## Data rows

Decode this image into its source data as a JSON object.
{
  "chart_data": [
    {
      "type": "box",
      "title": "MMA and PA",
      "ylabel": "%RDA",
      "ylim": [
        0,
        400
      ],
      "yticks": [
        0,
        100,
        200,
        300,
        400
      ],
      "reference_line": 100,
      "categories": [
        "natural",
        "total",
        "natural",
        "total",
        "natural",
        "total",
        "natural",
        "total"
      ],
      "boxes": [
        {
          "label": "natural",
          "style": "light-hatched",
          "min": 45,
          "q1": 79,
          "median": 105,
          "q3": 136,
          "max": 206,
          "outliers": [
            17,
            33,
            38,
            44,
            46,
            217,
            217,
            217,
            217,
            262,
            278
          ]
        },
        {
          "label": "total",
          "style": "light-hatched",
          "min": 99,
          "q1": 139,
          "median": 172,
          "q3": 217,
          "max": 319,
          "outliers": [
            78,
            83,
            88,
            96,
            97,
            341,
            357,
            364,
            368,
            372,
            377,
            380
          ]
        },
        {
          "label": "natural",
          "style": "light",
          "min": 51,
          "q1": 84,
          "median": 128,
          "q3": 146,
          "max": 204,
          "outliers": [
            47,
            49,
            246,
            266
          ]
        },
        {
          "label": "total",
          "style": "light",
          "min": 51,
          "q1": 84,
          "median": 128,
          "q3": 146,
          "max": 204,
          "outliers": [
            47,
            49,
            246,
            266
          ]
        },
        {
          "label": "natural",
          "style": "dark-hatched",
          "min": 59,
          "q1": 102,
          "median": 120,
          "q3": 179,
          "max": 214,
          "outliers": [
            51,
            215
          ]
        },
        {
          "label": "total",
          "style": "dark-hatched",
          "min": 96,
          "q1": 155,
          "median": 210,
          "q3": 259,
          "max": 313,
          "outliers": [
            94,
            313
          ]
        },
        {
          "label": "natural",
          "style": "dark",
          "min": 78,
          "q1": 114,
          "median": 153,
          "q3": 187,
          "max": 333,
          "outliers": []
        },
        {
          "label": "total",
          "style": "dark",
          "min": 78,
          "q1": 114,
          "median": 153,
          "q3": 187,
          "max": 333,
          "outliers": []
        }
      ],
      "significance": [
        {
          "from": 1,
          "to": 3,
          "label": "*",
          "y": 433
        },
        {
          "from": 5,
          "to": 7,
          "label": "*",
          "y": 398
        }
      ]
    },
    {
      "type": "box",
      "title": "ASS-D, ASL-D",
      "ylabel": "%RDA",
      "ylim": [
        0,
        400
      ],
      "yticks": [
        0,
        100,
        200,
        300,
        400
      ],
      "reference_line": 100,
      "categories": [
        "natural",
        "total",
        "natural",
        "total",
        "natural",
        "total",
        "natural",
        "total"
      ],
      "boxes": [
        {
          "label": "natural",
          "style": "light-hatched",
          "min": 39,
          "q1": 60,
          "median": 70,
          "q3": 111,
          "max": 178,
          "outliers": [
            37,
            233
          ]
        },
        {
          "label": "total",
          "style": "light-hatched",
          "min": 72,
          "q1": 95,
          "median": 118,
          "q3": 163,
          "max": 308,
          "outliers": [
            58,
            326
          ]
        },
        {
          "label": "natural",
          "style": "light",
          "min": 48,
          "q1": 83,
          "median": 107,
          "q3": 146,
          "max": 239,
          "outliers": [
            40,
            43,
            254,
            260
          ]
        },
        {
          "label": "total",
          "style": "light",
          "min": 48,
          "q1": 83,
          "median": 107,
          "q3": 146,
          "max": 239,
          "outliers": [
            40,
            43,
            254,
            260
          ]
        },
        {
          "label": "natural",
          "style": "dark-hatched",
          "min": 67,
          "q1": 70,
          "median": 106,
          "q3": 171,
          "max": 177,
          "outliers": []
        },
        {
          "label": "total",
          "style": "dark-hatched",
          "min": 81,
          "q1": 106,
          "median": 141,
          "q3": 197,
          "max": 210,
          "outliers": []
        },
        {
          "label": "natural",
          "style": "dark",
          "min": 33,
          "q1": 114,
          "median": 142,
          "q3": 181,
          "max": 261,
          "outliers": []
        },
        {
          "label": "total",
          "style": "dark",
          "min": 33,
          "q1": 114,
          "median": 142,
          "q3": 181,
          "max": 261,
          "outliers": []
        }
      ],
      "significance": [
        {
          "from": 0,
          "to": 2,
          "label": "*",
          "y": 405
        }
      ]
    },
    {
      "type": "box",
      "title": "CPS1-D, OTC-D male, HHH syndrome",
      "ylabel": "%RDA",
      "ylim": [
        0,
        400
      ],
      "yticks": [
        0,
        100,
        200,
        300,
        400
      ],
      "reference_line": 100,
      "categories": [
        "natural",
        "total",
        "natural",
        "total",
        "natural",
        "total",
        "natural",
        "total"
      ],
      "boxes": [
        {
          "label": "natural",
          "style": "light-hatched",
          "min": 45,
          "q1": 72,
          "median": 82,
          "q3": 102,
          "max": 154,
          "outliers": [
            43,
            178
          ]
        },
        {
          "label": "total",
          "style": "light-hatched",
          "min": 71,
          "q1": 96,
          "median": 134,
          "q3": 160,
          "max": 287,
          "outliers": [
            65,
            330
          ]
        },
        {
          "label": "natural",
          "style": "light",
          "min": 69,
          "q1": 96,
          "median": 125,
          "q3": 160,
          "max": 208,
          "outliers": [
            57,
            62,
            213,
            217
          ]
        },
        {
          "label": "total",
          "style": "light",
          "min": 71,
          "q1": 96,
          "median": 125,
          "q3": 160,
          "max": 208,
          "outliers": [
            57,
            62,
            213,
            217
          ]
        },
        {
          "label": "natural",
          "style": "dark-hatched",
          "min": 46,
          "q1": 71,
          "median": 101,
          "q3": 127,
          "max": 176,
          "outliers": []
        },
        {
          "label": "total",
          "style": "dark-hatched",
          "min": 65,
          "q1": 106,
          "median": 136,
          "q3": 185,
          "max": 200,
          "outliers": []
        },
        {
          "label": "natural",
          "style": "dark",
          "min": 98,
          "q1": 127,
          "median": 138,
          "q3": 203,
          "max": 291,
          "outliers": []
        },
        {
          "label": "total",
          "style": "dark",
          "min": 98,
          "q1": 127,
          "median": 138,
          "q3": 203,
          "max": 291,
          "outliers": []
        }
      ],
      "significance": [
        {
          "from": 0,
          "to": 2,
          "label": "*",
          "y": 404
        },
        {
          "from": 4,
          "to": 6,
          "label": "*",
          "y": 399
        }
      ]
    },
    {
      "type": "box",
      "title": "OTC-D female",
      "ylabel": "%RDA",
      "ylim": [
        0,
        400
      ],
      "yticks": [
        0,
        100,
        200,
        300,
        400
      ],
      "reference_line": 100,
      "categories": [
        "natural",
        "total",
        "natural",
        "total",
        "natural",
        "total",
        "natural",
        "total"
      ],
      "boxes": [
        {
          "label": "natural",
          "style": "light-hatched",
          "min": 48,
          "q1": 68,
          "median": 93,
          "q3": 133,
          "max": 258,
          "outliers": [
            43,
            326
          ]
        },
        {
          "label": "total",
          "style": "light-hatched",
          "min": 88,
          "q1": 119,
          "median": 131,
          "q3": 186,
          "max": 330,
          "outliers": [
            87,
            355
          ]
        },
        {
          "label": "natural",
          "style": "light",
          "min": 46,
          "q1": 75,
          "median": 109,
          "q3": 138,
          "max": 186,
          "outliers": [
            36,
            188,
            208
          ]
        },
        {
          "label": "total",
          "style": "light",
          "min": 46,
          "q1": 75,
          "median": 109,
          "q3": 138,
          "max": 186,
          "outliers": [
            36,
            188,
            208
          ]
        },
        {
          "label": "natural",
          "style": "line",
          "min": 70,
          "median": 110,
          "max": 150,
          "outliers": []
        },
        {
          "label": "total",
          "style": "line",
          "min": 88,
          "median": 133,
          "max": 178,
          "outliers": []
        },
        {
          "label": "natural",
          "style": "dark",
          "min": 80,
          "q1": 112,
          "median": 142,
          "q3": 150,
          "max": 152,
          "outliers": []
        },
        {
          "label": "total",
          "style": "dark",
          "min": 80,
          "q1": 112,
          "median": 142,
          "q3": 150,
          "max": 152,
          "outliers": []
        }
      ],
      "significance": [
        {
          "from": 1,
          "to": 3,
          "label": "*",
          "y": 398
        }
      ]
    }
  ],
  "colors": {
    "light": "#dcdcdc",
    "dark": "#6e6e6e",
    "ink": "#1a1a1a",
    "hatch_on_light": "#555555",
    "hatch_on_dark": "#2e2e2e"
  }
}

## What you will do
Select the lines in this material that hold the word "title", leaving none out.

## Answer to this exercise
      "title": "MMA and PA",
      "title": "ASS-D, ASL-D",
      "title": "CPS1-D, OTC-D male, HHH syndrome",
      "title": "OTC-D female",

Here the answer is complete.